■ **TASK TO CARRY OUT**: Write out the full listing again, exactly as it stands.

■ **GIVEN INFORMATION**:
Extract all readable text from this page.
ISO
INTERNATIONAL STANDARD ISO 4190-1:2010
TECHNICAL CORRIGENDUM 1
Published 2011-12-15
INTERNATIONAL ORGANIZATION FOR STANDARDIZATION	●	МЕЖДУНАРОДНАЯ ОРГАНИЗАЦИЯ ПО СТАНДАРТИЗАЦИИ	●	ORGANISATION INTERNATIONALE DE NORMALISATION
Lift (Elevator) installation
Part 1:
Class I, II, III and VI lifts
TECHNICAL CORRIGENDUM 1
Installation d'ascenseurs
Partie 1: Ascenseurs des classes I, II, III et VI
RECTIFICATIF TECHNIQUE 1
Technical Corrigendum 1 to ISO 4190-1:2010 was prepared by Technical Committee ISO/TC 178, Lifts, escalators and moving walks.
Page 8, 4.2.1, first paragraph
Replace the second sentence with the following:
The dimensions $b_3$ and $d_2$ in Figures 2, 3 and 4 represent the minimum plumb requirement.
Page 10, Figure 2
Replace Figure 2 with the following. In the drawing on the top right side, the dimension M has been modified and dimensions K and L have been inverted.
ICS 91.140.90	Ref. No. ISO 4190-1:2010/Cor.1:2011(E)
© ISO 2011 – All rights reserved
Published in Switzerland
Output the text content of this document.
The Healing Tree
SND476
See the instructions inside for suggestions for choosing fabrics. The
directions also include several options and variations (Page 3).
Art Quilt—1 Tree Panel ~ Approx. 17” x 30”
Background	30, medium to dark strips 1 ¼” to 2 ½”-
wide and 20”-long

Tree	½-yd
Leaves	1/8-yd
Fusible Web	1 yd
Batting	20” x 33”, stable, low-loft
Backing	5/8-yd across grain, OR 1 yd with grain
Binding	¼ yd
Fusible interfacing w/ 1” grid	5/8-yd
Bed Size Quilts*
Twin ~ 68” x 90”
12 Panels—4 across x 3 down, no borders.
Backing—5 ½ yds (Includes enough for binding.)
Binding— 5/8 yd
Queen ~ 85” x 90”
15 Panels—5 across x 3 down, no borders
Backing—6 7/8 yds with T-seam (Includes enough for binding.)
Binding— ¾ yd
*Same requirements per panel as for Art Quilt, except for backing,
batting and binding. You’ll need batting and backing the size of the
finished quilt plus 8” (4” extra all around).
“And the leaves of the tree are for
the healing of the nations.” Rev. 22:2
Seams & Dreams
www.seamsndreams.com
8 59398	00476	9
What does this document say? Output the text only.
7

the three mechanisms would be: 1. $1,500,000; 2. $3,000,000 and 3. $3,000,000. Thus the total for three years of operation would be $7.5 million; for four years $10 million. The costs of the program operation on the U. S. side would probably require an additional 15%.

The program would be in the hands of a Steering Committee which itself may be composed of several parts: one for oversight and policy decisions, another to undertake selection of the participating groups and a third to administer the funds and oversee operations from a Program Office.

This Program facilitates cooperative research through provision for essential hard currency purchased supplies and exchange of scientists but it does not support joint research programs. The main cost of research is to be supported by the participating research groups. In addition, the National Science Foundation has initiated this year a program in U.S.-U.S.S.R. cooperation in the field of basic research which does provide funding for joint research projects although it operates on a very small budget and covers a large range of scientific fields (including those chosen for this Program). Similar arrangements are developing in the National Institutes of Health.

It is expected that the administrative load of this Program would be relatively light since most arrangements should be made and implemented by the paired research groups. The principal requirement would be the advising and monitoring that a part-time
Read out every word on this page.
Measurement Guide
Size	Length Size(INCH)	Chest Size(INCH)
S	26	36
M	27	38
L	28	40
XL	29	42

■ **COMPLETE ANSWER**:
Extract all readable text from this page.
ISO
INTERNATIONAL STANDARD ISO 4190-1:2010
TECHNICAL CORRIGENDUM 1
Published 2011-12-15
INTERNATIONAL ORGANIZATION FOR STANDARDIZATION	●	МЕЖДУНАРОДНАЯ ОРГАНИЗАЦИЯ ПО СТАНДАРТИЗАЦИИ	●	ORGANISATION INTERNATIONALE DE NORMALISATION
Lift (Elevator) installation
Part 1:
Class I, II, III and VI lifts
TECHNICAL CORRIGENDUM 1
Installation d'ascenseurs
Partie 1: Ascenseurs des classes I, II, III et VI
RECTIFICATIF TECHNIQUE 1
Technical Corrigendum 1 to ISO 4190-1:2010 was prepared by Technical Committee ISO/TC 178, Lifts, escalators and moving walks.
Page 8, 4.2.1, first paragraph
Replace the second sentence with the following:
The dimensions $b_3$ and $d_2$ in Figures 2, 3 and 4 represent the minimum plumb requirement.
Page 10, Figure 2
Replace Figure 2 with the following. In the drawing on the top right side, the dimension M has been modified and dimensions K and L have been inverted.
ICS 91.140.90	Ref. No. ISO 4190-1:2010/Cor.1:2011(E)
© ISO 2011 – All rights reserved
Published in Switzerland
Output the text content of this document.
The Healing Tree
SND476
See the instructions inside for suggestions for choosing fabrics. The
directions also include several options and variations (Page 3).
Art Quilt—1 Tree Panel ~ Approx. 17” x 30”
Background	30, medium to dark strips 1 ¼” to 2 ½”-
wide and 20”-long

Tree	½-yd
Leaves	1/8-yd
Fusible Web	1 yd
Batting	20” x 33”, stable, low-loft
Backing	5/8-yd across grain, OR 1 yd with grain
Binding	¼ yd
Fusible interfacing w/ 1” grid	5/8-yd
Bed Size Quilts*
Twin ~ 68” x 90”
12 Panels—4 across x 3 down, no borders.
Backing—5 ½ yds (Includes enough for binding.)
Binding— 5/8 yd
Queen ~ 85” x 90”
15 Panels—5 across x 3 down, no borders
Backing—6 7/8 yds with T-seam (Includes enough for binding.)
Binding— ¾ yd
*Same requirements per panel as for Art Quilt, except for backing,
batting and binding. You’ll need batting and backing the size of the
finished quilt plus 8” (4” extra all around).
“And the leaves of the tree are for
the healing of the nations.” Rev. 22:2
Seams & Dreams
www.seamsndreams.com
8 59398	00476	9
What does this document say? Output the text only.
7

the three mechanisms would be: 1. $1,500,000; 2. $3,000,000 and 3. $3,000,000. Thus the total for three years of operation would be $7.5 million; for four years $10 million. The costs of the program operation on the U. S. side would probably require an additional 15%.

The program would be in the hands of a Steering Committee which itself may be composed of several parts: one for oversight and policy decisions, another to undertake selection of the participating groups and a third to administer the funds and oversee operations from a Program Office.

This Program facilitates cooperative research through provision for essential hard currency purchased supplies and exchange of scientists but it does not support joint research programs. The main cost of research is to be supported by the participating research groups. In addition, the National Science Foundation has initiated this year a program in U.S.-U.S.S.R. cooperation in the field of basic research which does provide funding for joint research projects although it operates on a very small budget and covers a large range of scientific fields (including those chosen for this Program). Similar arrangements are developing in the National Institutes of Health.

It is expected that the administrative load of this Program would be relatively light since most arrangements should be made and implemented by the paired research groups. The principal requirement would be the advising and monitoring that a part-time
Read out every word on this page.
Measurement Guide
Size	Length Size(INCH)	Chest Size(INCH)
S	26	36
M	27	38
L	28	40
XL	29	42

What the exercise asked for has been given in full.